DATA EXCERPTS:

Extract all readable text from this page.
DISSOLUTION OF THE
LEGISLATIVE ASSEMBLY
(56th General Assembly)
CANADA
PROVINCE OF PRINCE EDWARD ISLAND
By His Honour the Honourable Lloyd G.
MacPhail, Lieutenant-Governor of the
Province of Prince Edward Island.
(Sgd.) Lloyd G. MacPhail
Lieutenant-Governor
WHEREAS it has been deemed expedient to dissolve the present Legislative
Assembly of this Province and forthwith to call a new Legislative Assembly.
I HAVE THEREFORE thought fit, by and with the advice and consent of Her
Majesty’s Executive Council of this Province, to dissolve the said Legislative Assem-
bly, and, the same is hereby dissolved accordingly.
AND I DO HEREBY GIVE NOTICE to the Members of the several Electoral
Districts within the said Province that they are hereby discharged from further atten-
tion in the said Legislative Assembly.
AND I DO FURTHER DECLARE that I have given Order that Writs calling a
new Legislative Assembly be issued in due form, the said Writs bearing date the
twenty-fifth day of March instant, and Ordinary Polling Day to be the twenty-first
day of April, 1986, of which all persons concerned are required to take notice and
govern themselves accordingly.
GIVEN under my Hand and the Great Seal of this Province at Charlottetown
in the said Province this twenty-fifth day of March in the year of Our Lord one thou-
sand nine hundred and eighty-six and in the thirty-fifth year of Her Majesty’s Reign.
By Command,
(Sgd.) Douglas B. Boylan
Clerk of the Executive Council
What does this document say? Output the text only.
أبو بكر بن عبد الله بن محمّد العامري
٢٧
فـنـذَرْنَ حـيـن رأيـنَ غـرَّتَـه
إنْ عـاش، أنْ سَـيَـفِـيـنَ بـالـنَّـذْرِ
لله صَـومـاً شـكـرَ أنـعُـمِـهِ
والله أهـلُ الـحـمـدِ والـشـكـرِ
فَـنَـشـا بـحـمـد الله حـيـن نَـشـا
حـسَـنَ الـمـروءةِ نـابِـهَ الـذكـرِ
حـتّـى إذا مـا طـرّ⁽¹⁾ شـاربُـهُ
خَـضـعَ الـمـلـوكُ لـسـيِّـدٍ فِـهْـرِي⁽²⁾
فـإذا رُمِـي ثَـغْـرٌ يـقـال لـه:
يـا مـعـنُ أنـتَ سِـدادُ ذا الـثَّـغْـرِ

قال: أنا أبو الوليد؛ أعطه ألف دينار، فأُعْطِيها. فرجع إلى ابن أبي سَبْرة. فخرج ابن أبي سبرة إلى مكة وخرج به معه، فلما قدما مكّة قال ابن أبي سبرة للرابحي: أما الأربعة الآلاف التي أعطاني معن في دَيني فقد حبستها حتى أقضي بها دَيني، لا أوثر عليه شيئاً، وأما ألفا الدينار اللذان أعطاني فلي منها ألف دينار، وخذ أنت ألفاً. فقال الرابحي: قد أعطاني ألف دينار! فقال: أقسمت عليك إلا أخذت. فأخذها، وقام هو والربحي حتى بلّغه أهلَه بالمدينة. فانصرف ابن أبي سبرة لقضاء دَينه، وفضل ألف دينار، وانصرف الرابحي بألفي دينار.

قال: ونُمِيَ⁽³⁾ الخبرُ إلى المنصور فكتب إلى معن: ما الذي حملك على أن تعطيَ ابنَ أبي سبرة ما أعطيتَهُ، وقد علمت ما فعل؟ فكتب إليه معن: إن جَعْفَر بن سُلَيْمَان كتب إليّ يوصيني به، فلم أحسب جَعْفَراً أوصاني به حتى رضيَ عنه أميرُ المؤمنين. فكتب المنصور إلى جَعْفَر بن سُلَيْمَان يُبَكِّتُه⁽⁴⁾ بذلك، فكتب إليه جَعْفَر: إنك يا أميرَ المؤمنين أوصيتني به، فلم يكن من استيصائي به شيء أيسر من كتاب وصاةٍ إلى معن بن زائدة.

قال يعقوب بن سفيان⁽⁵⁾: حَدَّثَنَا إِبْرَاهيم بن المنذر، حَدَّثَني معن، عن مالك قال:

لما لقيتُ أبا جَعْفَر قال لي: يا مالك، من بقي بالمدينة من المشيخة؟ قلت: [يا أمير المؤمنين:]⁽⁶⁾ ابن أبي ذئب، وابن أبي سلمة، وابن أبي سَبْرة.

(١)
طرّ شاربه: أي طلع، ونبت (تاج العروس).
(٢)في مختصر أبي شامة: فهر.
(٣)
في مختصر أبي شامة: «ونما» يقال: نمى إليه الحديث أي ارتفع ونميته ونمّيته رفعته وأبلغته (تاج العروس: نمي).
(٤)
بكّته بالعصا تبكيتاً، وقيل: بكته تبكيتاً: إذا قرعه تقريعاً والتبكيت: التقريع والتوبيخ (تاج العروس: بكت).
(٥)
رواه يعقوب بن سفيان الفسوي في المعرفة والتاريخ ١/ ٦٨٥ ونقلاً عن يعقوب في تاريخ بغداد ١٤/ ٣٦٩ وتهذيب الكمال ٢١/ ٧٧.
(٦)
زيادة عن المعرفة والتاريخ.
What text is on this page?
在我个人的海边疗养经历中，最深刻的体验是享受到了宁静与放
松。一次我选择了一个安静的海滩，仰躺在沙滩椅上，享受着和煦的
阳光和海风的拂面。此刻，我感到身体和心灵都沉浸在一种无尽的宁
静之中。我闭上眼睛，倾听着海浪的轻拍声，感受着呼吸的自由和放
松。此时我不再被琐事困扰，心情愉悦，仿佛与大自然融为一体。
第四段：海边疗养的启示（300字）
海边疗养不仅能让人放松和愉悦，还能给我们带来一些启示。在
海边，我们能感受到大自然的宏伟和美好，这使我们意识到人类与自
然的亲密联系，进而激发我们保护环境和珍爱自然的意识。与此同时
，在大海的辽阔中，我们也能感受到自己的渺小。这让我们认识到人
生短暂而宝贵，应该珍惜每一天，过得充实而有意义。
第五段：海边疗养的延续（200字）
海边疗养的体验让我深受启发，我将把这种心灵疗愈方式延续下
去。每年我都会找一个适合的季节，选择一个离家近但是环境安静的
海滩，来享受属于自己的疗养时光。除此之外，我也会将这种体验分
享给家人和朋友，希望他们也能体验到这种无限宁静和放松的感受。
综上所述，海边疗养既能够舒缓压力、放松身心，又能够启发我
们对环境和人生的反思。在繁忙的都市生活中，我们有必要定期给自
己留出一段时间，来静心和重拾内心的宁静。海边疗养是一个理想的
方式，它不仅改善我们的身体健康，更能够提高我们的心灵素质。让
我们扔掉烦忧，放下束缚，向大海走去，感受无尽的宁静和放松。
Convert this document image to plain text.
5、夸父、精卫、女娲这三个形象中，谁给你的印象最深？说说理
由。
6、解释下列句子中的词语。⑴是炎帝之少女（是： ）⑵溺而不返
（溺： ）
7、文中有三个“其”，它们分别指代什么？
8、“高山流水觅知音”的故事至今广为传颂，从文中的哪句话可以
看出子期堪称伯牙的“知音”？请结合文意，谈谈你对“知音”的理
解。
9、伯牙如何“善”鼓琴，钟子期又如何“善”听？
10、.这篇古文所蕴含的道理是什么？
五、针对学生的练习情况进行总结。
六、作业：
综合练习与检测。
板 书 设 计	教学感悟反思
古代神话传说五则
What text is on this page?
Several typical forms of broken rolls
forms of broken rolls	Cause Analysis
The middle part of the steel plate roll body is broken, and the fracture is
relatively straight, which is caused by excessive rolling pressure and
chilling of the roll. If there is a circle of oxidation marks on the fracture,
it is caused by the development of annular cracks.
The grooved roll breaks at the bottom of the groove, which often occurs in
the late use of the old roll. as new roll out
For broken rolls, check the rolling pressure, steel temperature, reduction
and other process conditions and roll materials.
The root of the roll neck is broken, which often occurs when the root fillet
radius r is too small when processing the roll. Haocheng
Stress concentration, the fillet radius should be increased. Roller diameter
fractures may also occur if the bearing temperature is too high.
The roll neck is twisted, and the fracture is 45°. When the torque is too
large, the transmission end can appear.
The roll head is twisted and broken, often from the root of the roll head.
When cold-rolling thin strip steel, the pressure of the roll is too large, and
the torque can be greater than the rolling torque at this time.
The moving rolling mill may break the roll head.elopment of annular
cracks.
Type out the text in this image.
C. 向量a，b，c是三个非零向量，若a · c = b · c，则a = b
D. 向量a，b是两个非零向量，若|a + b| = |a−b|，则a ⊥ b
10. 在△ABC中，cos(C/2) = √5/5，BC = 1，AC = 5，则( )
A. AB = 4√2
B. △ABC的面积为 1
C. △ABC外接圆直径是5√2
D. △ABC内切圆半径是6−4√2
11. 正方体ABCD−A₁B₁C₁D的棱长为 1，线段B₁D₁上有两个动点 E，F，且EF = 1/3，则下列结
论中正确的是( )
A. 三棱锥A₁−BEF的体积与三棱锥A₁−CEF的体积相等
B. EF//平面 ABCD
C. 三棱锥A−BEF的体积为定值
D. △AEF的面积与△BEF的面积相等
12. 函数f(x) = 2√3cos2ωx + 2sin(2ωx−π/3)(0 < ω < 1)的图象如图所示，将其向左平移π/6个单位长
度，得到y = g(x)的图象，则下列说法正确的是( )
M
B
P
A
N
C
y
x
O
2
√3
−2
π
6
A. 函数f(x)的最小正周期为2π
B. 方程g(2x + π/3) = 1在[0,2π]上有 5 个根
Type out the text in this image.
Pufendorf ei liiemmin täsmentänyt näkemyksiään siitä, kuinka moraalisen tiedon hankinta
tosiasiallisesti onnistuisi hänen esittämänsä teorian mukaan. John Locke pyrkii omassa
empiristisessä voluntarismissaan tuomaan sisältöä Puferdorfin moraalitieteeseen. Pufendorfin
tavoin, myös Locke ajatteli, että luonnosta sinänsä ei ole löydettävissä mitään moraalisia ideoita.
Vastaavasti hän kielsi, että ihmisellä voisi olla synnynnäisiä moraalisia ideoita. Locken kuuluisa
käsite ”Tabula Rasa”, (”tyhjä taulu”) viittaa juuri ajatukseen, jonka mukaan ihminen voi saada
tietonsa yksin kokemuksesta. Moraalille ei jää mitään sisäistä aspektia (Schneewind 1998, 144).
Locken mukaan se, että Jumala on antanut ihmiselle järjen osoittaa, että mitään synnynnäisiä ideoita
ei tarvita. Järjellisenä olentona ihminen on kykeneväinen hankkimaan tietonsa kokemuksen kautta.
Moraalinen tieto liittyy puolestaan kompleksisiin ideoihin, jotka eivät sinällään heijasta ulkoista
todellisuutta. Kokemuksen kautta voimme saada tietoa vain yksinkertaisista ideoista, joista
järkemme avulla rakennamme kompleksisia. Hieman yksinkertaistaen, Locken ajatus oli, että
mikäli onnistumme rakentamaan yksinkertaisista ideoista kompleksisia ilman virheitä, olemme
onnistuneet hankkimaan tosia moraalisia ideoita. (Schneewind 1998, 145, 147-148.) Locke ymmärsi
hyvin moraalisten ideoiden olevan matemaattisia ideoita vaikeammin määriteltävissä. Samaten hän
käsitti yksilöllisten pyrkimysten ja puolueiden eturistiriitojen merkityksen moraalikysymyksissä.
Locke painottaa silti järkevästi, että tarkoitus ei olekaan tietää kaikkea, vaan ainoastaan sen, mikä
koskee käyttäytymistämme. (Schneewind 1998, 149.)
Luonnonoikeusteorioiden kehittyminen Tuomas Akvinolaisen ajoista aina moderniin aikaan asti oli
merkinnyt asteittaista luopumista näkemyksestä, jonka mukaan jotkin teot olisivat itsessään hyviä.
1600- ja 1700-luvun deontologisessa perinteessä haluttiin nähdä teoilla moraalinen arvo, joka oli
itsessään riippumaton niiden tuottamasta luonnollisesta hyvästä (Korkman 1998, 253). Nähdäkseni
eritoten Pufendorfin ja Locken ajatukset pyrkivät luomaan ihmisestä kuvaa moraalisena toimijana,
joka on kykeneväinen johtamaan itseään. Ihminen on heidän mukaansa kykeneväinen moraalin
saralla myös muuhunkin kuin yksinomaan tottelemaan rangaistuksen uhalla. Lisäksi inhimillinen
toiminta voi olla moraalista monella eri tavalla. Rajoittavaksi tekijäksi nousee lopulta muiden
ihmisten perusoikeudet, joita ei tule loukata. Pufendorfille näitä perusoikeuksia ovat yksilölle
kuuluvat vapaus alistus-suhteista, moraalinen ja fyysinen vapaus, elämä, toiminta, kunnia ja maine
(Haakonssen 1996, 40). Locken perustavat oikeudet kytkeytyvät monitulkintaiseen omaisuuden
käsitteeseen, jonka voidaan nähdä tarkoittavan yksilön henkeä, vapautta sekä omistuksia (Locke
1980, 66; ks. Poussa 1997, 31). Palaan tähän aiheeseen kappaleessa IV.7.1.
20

EXERCISE TASK: Go over the records above line by line and count those holding the word "twisted". Reply only with the number.

COMPLETED TASK: 2